DIRECTIONS: Set down, without alteration, the lines from the one that contains "Serialize everything readable" through the final line of the material below.

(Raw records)

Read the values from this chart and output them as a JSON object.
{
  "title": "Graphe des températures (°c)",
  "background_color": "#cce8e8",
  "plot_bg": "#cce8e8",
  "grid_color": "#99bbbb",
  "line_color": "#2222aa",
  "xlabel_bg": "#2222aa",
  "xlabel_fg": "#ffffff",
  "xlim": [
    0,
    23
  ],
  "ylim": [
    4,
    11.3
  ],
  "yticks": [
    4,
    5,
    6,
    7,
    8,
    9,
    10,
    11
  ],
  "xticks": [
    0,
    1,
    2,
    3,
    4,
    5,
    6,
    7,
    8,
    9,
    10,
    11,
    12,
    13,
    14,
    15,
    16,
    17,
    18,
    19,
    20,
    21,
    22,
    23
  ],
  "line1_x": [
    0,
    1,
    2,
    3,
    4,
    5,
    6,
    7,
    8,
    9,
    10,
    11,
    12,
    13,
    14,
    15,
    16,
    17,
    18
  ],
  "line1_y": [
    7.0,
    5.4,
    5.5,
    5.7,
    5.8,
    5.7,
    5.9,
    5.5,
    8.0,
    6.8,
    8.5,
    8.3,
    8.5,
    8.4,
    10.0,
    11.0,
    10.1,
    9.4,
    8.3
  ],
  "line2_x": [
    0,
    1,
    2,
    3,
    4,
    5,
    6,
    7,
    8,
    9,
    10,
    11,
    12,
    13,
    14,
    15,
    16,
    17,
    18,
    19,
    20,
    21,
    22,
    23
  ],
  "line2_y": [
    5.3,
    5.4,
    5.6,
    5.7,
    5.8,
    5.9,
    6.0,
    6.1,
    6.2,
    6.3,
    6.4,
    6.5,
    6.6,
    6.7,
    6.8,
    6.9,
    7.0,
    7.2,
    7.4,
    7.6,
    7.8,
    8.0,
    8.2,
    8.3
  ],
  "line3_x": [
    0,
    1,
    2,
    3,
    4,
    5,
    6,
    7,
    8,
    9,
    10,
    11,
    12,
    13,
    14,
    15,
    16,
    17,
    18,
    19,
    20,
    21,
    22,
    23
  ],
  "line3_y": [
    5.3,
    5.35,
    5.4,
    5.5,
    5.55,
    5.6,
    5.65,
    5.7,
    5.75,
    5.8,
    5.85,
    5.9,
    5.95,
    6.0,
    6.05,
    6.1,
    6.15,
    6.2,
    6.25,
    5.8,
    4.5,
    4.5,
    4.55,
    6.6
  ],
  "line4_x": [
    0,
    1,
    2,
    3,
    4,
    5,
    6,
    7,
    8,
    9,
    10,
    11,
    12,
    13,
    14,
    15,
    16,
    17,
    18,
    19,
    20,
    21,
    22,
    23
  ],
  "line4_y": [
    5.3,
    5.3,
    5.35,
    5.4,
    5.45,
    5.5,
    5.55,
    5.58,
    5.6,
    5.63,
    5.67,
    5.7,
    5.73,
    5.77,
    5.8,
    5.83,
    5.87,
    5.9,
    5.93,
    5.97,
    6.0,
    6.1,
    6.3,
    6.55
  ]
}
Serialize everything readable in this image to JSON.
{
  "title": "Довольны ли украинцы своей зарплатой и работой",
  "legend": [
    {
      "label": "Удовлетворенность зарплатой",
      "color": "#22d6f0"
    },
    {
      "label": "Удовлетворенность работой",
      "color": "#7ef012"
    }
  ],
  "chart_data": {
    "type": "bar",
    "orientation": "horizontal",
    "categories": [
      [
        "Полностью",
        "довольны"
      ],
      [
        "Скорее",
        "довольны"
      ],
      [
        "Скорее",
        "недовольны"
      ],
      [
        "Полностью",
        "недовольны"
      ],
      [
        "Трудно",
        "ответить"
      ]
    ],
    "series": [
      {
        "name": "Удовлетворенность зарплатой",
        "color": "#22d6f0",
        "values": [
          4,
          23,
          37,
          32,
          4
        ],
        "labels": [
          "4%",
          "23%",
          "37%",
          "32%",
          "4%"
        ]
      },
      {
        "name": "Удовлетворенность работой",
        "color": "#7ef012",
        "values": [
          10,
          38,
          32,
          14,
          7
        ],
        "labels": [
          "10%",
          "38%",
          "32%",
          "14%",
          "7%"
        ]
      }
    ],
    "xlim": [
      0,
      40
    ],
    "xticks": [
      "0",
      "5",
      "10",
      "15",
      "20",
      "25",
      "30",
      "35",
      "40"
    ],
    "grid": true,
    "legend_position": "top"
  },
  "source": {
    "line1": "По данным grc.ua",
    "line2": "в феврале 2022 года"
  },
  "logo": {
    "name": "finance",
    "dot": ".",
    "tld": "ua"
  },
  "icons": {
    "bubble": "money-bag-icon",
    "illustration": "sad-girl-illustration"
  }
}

ANSWER TO THIS EXERCISE:
Serialize everything readable in this image to JSON.
{
  "title": "Довольны ли украинцы своей зарплатой и работой",
  "legend": [
    {
      "label": "Удовлетворенность зарплатой",
      "color": "#22d6f0"
    },
    {
      "label": "Удовлетворенность работой",
      "color": "#7ef012"
    }
  ],
  "chart_data": {
    "type": "bar",
    "orientation": "horizontal",
    "categories": [
      [
        "Полностью",
        "довольны"
      ],
      [
        "Скорее",
        "довольны"
      ],
      [
        "Скорее",
        "недовольны"
      ],
      [
        "Полностью",
        "недовольны"
      ],
      [
        "Трудно",
        "ответить"
      ]
    ],
    "series": [
      {
        "name": "Удовлетворенность зарплатой",
        "color": "#22d6f0",
        "values": [
          4,
          23,
          37,
          32,
          4
        ],
        "labels": [
          "4%",
          "23%",
          "37%",
          "32%",
          "4%"
        ]
      },
      {
        "name": "Удовлетворенность работой",
        "color": "#7ef012",
        "values": [
          10,
          38,
          32,
          14,
          7
        ],
        "labels": [
          "10%",
          "38%",
          "32%",
          "14%",
          "7%"
        ]
      }
    ],
    "xlim": [
      0,
      40
    ],
    "xticks": [
      "0",
      "5",
      "10",
      "15",
      "20",
      "25",
      "30",
      "35",
      "40"
    ],
    "grid": true,
    "legend_position": "top"
  },
  "source": {
    "line1": "По данным grc.ua",
    "line2": "в феврале 2022 года"
  },
  "logo": {
    "name": "finance",
    "dot": ".",
    "tld": "ua"
  },
  "icons": {
    "bubble": "money-bag-icon",
    "illustration": "sad-girl-illustration"
  }
}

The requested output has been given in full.